GIVEN INSTRUCTION
Rewrite the data starting at the top and ending at the line that contains "- door-sensor-icon: [250, 1537, 288, 1582]", replacing "image" with "screenshot" and leaving everything else as it is.

Data listing
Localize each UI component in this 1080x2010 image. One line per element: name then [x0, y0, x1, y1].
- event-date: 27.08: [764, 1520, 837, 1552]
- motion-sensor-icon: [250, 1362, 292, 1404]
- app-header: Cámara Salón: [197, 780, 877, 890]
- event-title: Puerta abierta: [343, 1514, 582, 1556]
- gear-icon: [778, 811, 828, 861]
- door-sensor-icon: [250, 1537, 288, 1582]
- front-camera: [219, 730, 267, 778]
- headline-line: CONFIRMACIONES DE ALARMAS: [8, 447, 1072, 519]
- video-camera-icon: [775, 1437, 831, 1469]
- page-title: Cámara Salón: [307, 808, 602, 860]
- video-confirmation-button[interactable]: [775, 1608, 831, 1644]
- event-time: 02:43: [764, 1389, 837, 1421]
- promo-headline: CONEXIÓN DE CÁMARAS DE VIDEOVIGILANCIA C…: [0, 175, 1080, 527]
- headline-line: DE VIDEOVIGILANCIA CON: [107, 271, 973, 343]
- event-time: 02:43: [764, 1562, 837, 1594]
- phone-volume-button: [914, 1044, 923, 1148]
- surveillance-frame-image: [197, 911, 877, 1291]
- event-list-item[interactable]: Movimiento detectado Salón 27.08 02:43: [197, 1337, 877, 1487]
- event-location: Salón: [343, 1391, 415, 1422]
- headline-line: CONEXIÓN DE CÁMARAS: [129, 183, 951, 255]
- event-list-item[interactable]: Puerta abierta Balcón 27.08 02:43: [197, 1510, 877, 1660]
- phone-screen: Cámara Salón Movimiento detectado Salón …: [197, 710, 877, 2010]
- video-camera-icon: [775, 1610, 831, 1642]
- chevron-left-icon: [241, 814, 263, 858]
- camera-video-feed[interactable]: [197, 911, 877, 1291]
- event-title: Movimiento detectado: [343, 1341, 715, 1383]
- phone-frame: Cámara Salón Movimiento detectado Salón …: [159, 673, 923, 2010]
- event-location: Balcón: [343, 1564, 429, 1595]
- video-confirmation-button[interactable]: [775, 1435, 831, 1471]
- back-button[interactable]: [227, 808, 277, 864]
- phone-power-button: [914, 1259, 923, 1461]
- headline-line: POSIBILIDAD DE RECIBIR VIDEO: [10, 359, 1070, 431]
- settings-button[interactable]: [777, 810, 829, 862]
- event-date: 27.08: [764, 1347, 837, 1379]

RESPONSE BELOW
Localize each UI component in this 1080x2010 screenshot. One line per element: name then [x0, y0, x1, y1].
- event-date: 27.08: [764, 1520, 837, 1552]
- motion-sensor-icon: [250, 1362, 292, 1404]
- app-header: Cámara Salón: [197, 780, 877, 890]
- event-title: Puerta abierta: [343, 1514, 582, 1556]
- gear-icon: [778, 811, 828, 861]
- door-sensor-icon: [250, 1537, 288, 1582]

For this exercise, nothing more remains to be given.